Problem requirements
Copy each line of the records that holds the string "JSON".

========================================

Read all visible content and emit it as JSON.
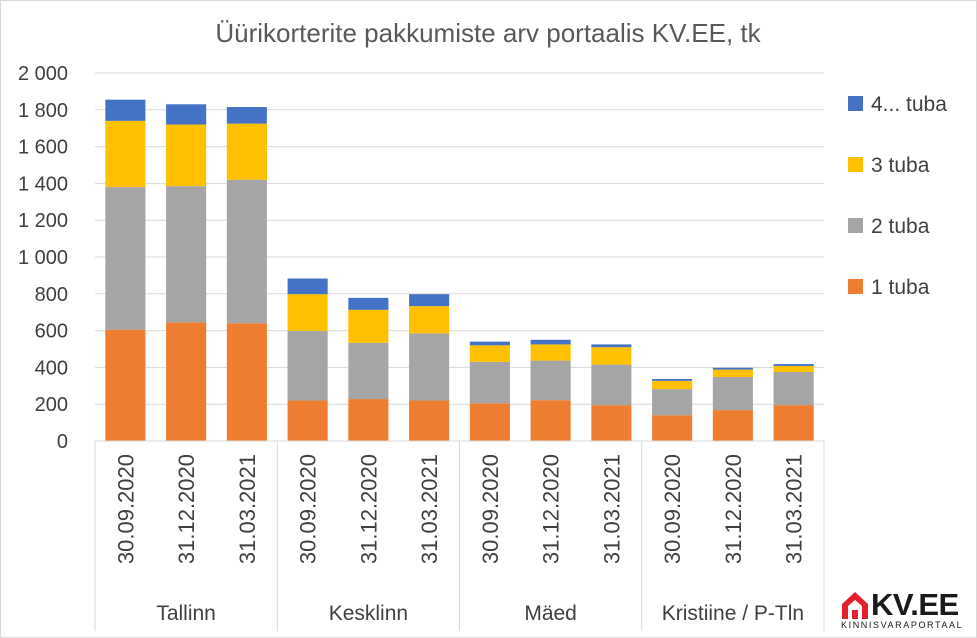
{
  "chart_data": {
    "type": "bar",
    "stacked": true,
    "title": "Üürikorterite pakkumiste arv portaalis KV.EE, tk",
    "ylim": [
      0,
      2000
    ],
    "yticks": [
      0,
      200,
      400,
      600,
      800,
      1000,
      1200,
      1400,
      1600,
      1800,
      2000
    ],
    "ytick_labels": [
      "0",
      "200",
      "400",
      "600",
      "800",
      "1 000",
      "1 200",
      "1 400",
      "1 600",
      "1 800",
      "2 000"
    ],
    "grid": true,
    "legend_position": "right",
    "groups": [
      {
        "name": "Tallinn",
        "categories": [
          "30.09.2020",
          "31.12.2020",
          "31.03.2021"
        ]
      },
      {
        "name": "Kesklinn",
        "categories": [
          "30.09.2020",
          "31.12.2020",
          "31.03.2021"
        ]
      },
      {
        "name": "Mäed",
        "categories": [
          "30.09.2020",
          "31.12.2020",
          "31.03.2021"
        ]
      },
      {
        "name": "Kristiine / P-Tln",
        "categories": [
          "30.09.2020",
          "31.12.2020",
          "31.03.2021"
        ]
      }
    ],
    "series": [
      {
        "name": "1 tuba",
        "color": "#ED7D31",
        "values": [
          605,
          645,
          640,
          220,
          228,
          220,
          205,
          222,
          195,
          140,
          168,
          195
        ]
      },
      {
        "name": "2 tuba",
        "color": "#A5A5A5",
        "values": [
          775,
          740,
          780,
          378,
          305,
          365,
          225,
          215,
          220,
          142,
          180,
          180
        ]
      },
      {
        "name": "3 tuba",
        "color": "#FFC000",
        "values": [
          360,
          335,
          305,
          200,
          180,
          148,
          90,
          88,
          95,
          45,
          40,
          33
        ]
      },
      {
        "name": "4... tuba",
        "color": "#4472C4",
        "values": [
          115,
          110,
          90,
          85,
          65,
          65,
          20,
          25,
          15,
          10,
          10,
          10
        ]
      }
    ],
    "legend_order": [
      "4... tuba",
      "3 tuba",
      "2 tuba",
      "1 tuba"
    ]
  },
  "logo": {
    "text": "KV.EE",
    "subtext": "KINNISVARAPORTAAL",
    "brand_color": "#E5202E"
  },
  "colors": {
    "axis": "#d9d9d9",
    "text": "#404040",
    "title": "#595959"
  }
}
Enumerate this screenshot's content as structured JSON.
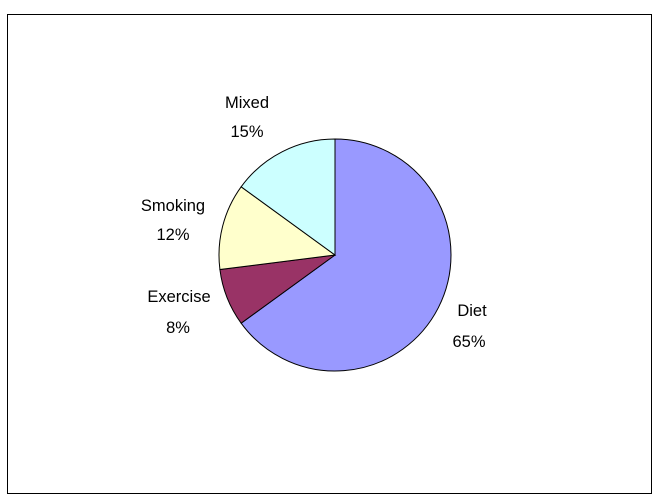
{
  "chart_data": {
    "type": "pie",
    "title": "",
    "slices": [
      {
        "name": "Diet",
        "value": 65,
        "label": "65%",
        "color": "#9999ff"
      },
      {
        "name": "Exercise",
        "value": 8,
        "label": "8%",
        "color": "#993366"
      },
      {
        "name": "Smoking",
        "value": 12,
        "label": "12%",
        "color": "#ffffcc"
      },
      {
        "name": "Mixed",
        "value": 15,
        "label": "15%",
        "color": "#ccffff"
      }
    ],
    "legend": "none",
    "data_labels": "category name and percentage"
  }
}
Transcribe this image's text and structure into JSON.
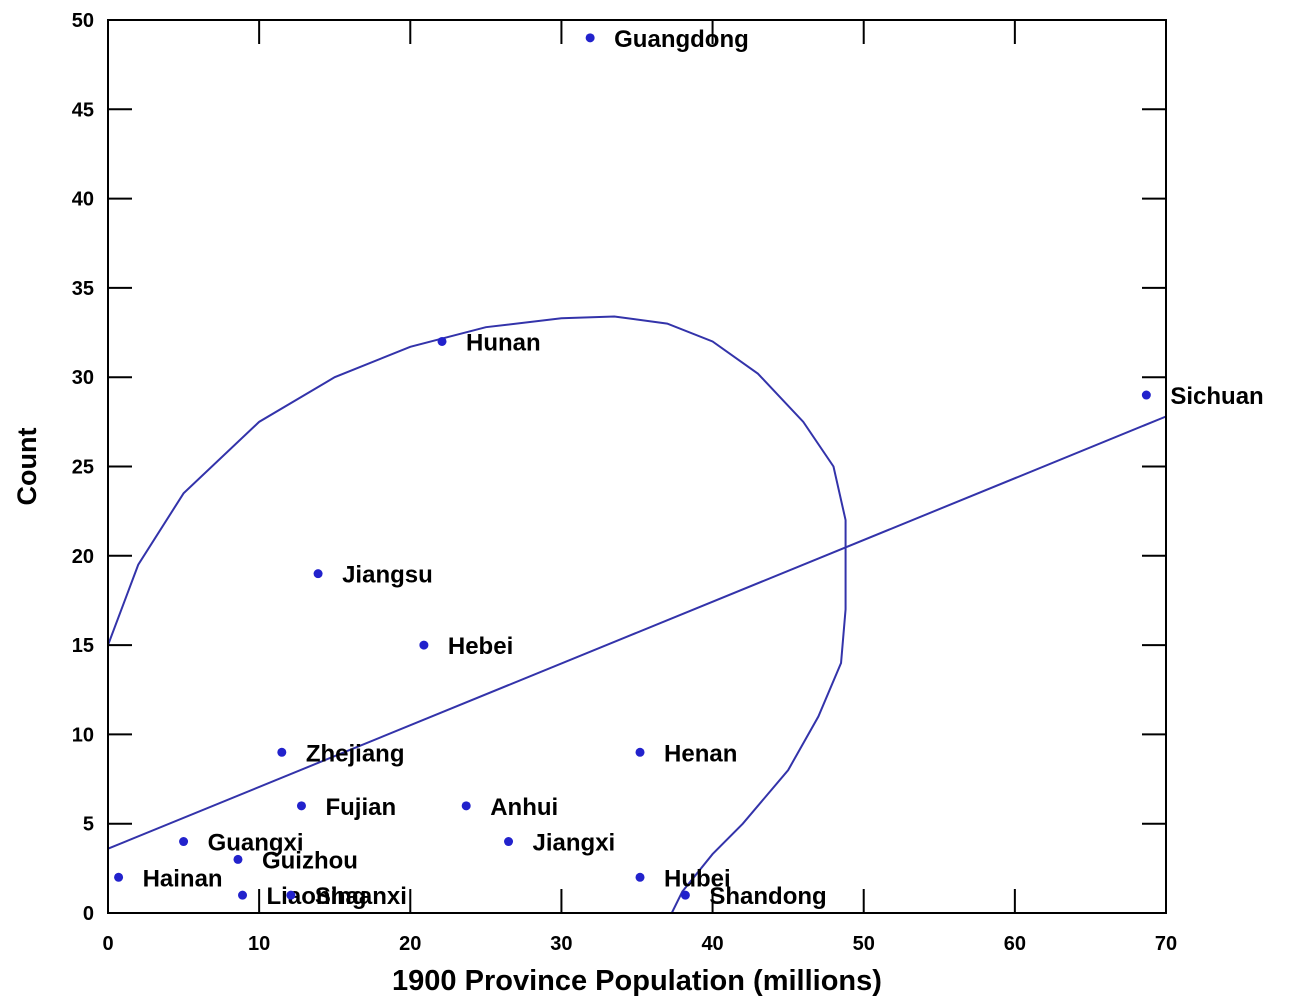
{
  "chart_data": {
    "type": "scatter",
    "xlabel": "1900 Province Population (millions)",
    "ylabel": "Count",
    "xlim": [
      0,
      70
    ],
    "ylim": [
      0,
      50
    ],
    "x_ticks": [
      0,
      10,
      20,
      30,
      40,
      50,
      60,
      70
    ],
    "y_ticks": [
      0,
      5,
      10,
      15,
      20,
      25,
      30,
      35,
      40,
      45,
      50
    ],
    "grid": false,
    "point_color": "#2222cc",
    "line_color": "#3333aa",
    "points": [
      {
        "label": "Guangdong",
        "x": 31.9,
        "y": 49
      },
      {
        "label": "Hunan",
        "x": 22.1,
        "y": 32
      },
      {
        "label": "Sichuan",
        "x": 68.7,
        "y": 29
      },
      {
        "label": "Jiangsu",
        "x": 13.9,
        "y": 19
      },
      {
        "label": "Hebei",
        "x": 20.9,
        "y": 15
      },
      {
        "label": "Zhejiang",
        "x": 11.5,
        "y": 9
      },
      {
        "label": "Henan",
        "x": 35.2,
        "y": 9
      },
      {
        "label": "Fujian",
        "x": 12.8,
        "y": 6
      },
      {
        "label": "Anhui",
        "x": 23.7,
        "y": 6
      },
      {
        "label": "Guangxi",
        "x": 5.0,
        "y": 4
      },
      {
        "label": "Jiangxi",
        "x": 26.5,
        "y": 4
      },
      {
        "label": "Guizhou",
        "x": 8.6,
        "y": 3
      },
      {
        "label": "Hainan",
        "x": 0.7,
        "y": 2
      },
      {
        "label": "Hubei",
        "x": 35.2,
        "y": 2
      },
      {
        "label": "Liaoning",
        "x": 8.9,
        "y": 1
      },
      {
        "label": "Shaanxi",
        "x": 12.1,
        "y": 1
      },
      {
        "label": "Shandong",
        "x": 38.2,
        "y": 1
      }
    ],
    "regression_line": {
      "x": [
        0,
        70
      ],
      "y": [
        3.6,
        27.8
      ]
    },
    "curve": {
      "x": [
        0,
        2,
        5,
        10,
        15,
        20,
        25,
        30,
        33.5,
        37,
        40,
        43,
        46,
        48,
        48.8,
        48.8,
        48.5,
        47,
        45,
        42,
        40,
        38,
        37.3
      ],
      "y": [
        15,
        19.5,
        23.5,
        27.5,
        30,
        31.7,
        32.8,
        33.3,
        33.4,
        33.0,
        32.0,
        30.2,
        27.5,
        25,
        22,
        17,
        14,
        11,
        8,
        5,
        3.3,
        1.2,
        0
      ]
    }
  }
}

========================================

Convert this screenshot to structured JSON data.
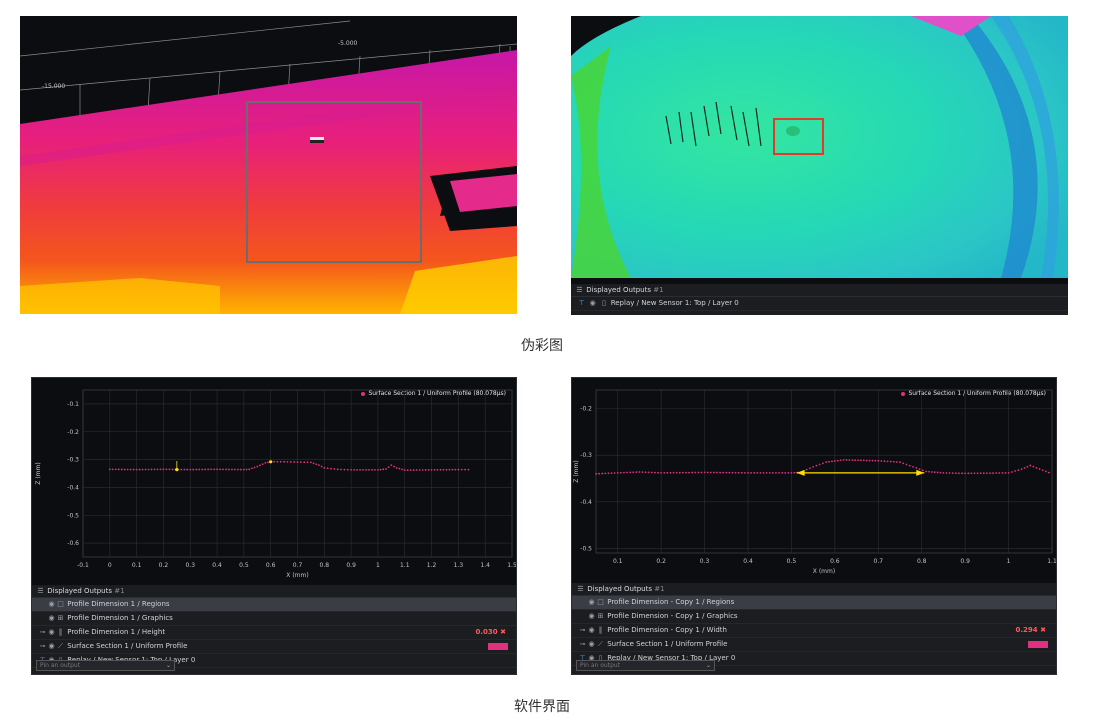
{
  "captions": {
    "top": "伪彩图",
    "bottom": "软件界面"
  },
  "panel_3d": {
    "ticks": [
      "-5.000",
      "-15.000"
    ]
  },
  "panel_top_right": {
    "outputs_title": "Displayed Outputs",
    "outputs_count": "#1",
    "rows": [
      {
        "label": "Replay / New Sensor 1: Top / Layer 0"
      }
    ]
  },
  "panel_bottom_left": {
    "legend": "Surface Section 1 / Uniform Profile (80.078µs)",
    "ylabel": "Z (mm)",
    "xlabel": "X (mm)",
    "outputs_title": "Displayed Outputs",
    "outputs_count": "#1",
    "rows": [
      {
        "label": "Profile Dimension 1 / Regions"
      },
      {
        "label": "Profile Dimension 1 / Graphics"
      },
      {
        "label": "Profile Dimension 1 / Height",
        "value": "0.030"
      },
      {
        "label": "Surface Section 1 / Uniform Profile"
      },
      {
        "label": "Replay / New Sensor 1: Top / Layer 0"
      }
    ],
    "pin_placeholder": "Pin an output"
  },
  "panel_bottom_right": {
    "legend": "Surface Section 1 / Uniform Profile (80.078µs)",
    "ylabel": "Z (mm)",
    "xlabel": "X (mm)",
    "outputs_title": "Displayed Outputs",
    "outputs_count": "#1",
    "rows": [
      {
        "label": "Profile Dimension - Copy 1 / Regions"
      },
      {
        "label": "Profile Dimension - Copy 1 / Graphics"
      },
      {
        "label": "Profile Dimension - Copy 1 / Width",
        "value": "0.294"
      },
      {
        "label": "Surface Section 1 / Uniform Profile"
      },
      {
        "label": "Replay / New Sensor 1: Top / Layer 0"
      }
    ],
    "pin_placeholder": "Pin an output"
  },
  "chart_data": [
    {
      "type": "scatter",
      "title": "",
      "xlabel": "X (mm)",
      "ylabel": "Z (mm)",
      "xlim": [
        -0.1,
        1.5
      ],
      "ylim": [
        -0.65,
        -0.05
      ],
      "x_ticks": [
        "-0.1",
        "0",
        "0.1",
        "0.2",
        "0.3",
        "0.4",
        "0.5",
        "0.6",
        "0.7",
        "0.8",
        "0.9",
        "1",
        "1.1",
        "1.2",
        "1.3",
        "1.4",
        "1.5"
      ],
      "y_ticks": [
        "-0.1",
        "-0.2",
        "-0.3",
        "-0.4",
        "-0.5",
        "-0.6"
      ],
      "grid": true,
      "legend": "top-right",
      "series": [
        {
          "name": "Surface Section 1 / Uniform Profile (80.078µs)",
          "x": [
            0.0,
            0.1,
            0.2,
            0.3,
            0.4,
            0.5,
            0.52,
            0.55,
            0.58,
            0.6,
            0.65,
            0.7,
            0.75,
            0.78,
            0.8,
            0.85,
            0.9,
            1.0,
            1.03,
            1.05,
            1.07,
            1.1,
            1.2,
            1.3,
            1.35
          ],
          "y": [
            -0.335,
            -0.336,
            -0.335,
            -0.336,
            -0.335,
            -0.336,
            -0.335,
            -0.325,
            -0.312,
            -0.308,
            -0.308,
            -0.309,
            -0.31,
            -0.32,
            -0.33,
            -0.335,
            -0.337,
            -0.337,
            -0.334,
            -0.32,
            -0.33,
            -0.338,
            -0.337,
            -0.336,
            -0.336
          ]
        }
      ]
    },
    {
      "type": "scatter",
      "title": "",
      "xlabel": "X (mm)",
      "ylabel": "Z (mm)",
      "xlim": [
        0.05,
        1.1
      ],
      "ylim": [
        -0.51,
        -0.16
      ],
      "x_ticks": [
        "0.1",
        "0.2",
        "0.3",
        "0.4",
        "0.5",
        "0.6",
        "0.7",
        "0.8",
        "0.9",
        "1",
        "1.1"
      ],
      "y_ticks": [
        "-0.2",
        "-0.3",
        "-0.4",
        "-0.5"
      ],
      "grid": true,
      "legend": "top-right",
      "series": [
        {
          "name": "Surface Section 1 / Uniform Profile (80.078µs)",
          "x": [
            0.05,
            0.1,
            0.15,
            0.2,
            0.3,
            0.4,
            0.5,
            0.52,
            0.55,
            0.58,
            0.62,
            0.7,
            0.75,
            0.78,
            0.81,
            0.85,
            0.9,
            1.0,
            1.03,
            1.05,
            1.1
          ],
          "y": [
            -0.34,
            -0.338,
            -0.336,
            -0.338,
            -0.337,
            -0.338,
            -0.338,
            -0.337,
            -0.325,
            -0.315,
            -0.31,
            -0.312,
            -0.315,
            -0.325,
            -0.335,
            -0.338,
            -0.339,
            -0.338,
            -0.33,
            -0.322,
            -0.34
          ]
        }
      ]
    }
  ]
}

========================================

Solution to this problem
Read all visible content and emit it as JSON.
Enumerate this screenshot's content as structured JSON.
Transcribe this image's text and structure into JSON.
Convert this screenshot to structured JSON data.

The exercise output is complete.